- _TO BE DONE_
Search the data below for "this"; list each line that holds it.

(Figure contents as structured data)
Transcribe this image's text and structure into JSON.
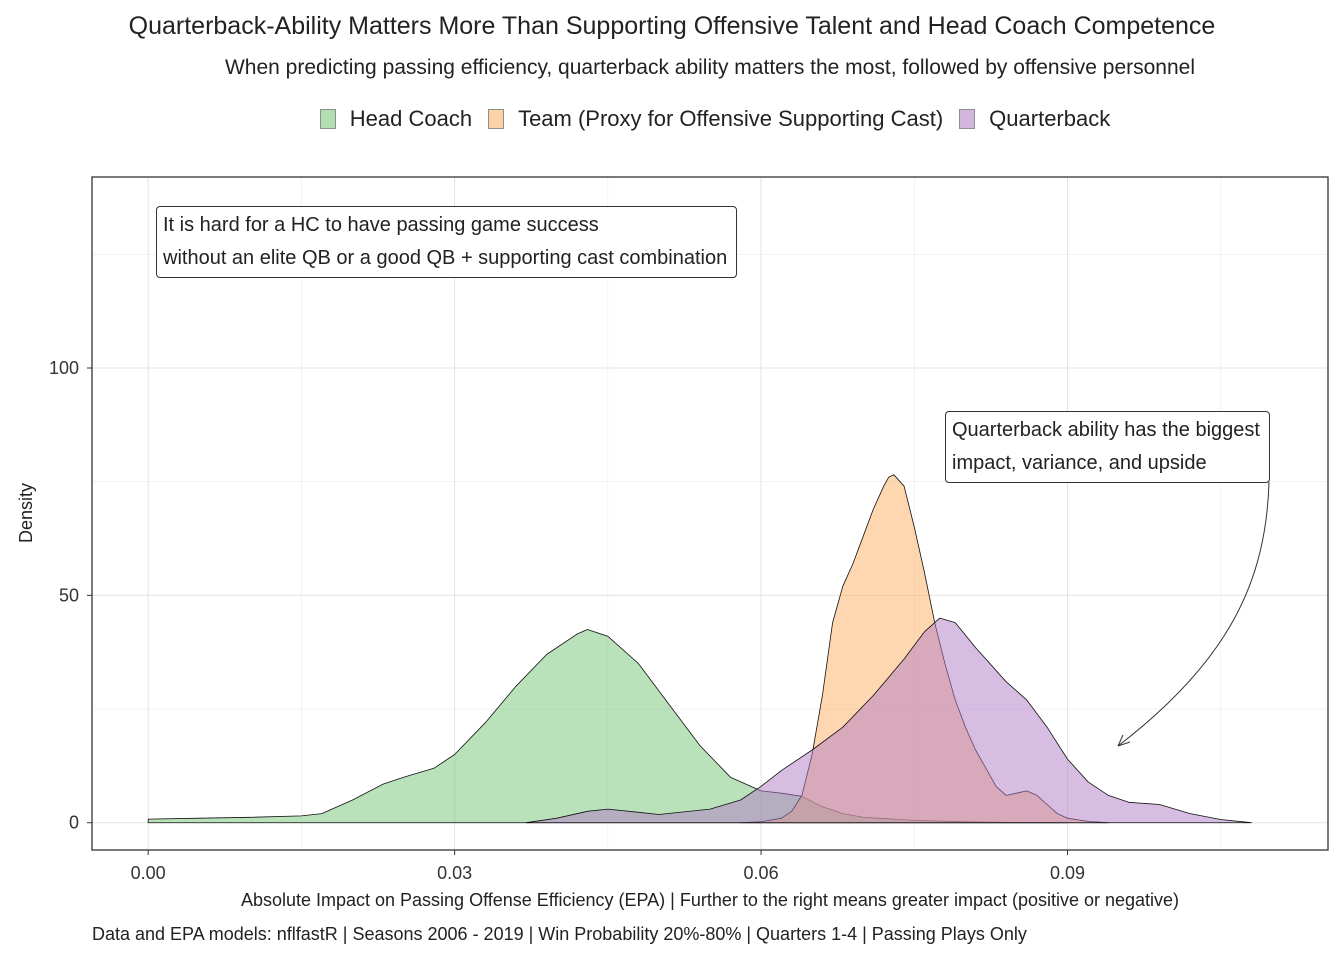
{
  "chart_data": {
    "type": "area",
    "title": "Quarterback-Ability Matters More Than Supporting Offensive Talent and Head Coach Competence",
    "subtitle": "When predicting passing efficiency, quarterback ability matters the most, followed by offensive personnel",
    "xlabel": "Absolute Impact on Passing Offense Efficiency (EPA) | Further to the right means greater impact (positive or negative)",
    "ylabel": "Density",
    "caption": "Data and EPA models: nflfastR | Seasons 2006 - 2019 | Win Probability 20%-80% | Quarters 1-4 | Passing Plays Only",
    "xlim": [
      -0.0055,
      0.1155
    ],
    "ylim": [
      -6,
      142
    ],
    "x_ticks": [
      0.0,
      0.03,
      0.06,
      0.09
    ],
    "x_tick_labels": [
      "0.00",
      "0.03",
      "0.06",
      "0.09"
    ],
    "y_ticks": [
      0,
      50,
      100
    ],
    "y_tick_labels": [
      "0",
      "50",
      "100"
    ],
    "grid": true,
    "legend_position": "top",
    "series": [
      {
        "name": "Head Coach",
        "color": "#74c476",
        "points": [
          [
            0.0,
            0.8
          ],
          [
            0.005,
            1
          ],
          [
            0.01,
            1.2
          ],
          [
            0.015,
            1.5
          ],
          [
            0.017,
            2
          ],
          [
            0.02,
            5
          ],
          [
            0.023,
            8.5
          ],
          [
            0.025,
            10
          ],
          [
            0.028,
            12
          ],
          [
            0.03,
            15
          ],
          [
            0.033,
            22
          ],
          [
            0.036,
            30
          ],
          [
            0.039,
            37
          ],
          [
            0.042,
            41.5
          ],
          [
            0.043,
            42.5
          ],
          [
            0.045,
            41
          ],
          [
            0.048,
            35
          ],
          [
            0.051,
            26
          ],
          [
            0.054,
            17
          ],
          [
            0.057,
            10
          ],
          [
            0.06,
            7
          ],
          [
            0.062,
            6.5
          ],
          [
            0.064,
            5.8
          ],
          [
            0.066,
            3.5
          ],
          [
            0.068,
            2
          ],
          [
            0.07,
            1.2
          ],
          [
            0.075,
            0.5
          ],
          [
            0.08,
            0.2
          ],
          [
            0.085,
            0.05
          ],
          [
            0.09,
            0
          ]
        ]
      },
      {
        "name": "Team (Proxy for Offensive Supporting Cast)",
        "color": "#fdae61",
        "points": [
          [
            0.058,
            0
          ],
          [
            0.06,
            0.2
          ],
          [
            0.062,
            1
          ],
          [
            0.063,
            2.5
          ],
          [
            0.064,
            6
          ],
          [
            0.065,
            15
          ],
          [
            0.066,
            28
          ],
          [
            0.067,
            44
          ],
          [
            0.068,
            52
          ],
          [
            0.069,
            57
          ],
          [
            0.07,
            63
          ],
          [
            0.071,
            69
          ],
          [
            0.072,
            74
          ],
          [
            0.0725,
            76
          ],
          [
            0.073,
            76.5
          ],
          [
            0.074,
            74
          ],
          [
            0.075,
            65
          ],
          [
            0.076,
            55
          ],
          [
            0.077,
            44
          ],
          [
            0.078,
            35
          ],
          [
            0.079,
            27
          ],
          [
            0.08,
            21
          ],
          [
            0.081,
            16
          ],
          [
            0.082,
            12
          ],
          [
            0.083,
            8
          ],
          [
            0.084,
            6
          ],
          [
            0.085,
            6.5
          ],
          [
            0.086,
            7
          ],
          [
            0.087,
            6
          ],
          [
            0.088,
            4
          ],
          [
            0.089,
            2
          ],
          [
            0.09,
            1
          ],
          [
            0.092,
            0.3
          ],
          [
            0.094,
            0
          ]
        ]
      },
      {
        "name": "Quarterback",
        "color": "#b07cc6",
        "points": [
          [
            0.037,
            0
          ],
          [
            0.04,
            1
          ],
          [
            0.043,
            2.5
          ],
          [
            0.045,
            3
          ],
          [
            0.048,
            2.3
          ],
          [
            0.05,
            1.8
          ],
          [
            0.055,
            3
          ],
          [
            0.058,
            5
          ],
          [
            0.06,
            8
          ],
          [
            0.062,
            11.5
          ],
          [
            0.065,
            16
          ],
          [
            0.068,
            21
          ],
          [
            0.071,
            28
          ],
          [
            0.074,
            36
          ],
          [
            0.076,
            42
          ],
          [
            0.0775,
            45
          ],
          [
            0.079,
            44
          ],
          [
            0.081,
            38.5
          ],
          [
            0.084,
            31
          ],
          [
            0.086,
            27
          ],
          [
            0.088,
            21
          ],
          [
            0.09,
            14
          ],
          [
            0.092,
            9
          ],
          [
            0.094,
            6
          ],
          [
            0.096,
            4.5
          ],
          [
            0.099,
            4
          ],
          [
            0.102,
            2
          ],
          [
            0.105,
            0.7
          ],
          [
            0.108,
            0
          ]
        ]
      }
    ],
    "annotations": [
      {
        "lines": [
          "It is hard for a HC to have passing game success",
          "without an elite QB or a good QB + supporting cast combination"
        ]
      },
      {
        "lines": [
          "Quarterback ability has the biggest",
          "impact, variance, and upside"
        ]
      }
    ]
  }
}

* * *

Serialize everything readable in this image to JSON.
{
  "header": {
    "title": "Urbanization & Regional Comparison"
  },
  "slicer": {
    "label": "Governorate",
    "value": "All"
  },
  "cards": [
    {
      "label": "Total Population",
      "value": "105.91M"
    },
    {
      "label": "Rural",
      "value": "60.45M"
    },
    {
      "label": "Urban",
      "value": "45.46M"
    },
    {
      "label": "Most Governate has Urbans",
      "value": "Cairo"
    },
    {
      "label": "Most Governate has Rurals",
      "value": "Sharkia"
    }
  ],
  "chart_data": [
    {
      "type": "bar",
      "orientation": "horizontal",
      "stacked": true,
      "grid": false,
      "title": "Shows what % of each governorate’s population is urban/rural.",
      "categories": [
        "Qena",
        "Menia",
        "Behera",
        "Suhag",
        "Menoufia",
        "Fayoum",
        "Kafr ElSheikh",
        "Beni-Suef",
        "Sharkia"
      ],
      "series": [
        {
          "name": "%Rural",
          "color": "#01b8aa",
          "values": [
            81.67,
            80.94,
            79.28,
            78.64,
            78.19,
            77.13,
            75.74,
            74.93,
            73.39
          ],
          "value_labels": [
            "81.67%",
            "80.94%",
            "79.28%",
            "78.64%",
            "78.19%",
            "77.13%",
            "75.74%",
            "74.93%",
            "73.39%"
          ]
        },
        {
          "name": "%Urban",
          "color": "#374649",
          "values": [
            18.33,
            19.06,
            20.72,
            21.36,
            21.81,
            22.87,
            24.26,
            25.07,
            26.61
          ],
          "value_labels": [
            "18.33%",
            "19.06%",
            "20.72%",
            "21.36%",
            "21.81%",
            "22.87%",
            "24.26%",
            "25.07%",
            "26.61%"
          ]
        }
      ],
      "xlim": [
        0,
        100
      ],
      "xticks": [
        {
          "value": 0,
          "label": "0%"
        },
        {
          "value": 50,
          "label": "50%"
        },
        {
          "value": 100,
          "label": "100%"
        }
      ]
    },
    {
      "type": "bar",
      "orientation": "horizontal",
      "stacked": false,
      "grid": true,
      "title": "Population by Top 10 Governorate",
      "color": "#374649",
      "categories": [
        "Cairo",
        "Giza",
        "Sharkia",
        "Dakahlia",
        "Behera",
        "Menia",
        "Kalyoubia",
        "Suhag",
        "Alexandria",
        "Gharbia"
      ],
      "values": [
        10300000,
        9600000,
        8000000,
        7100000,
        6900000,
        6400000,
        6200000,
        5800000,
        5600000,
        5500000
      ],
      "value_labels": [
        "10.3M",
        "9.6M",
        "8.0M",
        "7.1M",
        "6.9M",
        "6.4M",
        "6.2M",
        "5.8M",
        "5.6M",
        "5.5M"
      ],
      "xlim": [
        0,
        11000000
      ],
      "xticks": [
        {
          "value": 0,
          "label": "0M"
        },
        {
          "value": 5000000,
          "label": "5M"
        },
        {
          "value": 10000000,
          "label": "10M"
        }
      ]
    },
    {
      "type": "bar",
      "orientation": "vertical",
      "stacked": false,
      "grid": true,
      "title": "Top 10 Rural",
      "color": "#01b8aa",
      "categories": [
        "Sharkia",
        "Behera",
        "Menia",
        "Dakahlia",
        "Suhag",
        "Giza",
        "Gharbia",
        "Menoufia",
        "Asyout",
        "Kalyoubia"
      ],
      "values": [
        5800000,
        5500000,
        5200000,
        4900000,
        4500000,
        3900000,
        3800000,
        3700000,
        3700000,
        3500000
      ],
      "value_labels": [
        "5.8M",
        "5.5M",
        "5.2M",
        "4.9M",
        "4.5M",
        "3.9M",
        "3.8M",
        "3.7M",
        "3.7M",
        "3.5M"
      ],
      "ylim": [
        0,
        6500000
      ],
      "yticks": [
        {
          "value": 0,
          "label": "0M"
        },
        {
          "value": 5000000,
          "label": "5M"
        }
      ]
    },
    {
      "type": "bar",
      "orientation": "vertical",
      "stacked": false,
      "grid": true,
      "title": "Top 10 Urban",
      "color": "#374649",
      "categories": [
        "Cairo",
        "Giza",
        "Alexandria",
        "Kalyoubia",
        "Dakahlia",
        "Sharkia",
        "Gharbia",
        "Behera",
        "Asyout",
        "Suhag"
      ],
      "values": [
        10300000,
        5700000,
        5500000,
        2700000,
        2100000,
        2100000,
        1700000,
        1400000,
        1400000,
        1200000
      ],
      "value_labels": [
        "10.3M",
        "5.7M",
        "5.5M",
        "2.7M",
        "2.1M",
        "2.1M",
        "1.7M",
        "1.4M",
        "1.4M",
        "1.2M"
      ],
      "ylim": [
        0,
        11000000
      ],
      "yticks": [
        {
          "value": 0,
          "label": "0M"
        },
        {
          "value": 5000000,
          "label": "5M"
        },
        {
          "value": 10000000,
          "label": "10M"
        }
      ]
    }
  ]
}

- _WRITTEN ANSWER_
Transcribe this image's text and structure into JSON.
Serialize everything readable in this image to JSON.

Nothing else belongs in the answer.